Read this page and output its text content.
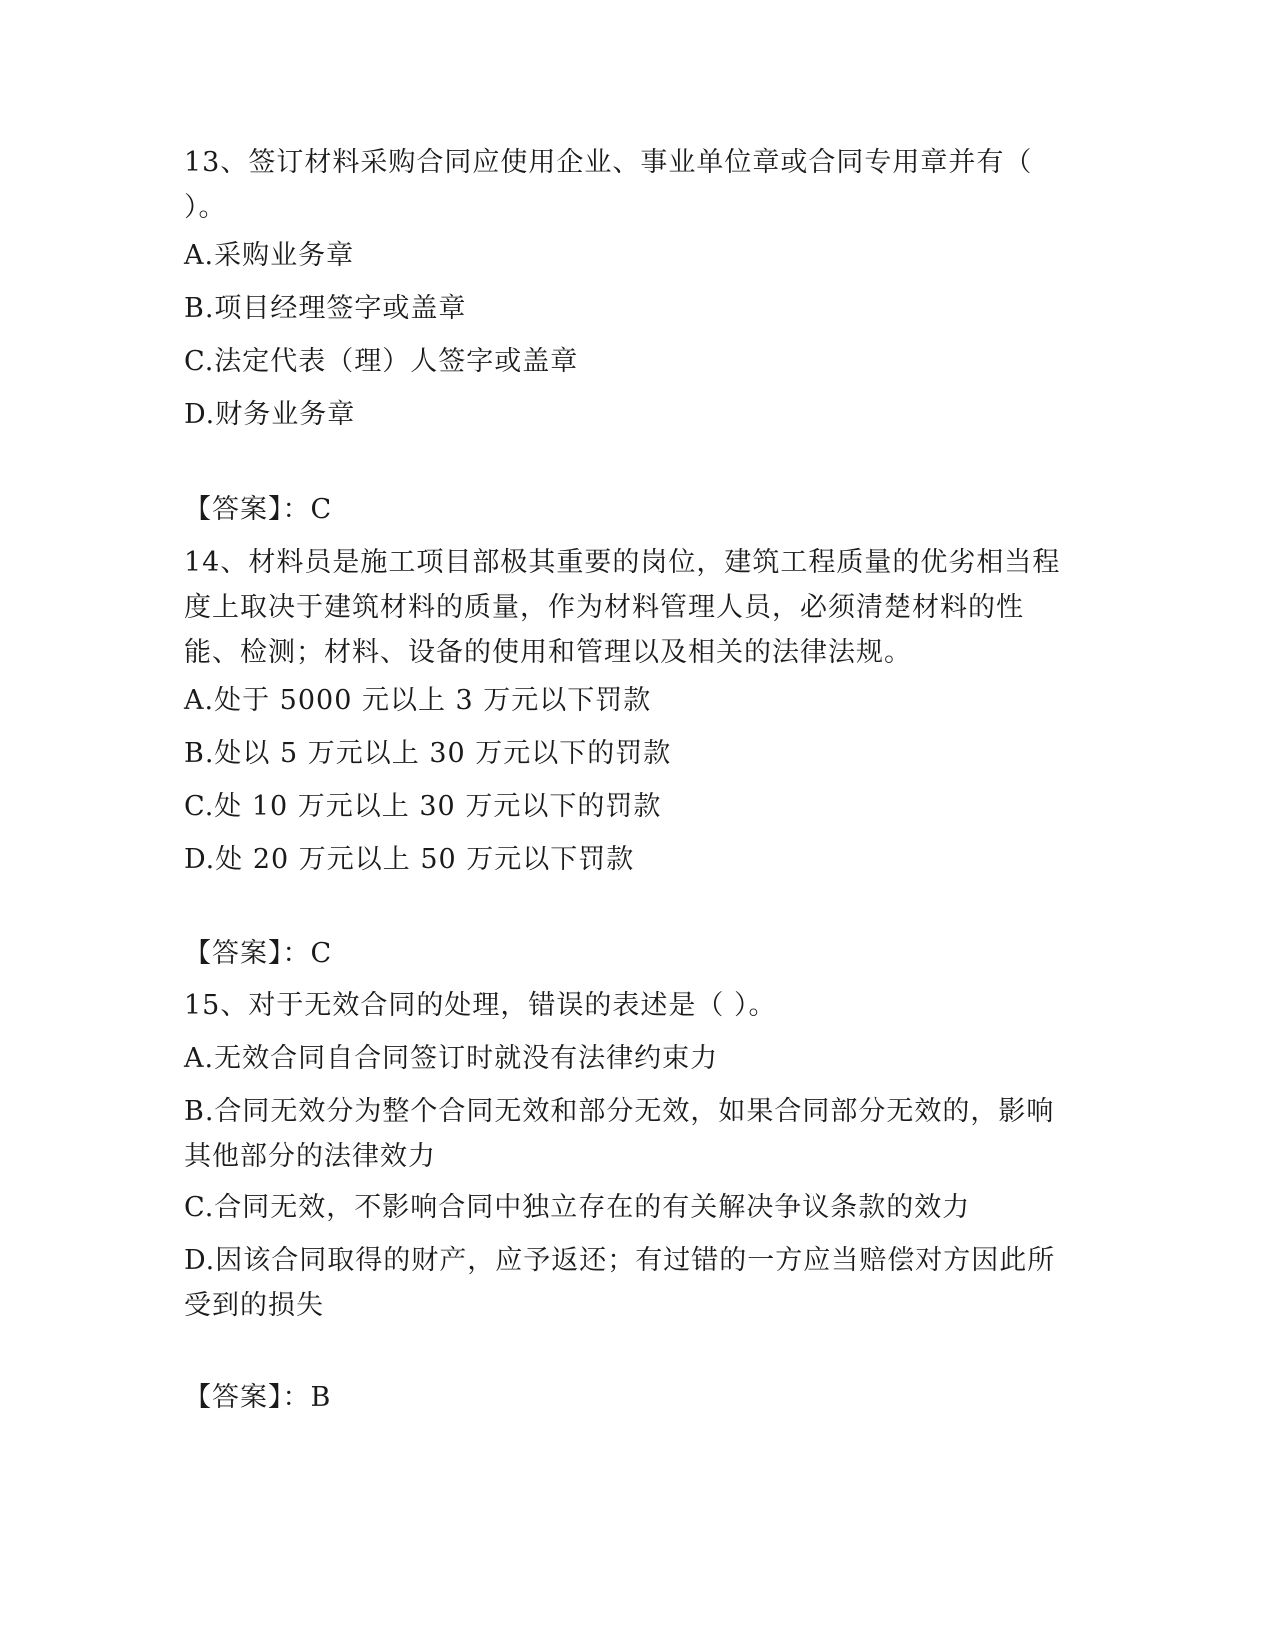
13、签订材料采购合同应使用企业、事业单位章或合同专用章并有（ ）。
A.采购业务章
B.项目经理签字或盖章
C.法定代表（理）人签字或盖章
D.财务业务章
【答案】：C
14、材料员是施工项目部极其重要的岗位，建筑工程质量的优劣相当程度上取决于建筑材料的质量，作为材料管理人员，必须清楚材料的性能、检测；材料、设备的使用和管理以及相关的法律法规。
A.处于 5000 元以上 3 万元以下罚款
B.处以 5 万元以上 30 万元以下的罚款
C.处 10 万元以上 30 万元以下的罚款
D.处 20 万元以上 50 万元以下罚款
【答案】：C
15、对于无效合同的处理，错误的表述是（ ）。
A.无效合同自合同签订时就没有法律约束力
B.合同无效分为整个合同无效和部分无效，如果合同部分无效的，影响其他部分的法律效力
C.合同无效，不影响合同中独立存在的有关解决争议条款的效力
D.因该合同取得的财产，应予返还；有过错的一方应当赔偿对方因此所受到的损失
【答案】：B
────────────────────────────────────────
* [Aim] Your task is to repeat the material above exactly, without its pictures.

* [Task response]
Read this page and output its text content.
13、签订材料采购合同应使用企业、事业单位章或合同专用章并有（ ）。
A.采购业务章
B.项目经理签字或盖章
C.法定代表（理）人签字或盖章
D.财务业务章
【答案】：C
14、材料员是施工项目部极其重要的岗位，建筑工程质量的优劣相当程度上取决于建筑材料的质量，作为材料管理人员，必须清楚材料的性能、检测；材料、设备的使用和管理以及相关的法律法规。
A.处于 5000 元以上 3 万元以下罚款
B.处以 5 万元以上 30 万元以下的罚款
C.处 10 万元以上 30 万元以下的罚款
D.处 20 万元以上 50 万元以下罚款
【答案】：C
15、对于无效合同的处理，错误的表述是（ ）。
A.无效合同自合同签订时就没有法律约束力
B.合同无效分为整个合同无效和部分无效，如果合同部分无效的，影响其他部分的法律效力
C.合同无效，不影响合同中独立存在的有关解决争议条款的效力
D.因该合同取得的财产，应予返还；有过错的一方应当赔偿对方因此所受到的损失
【答案】：B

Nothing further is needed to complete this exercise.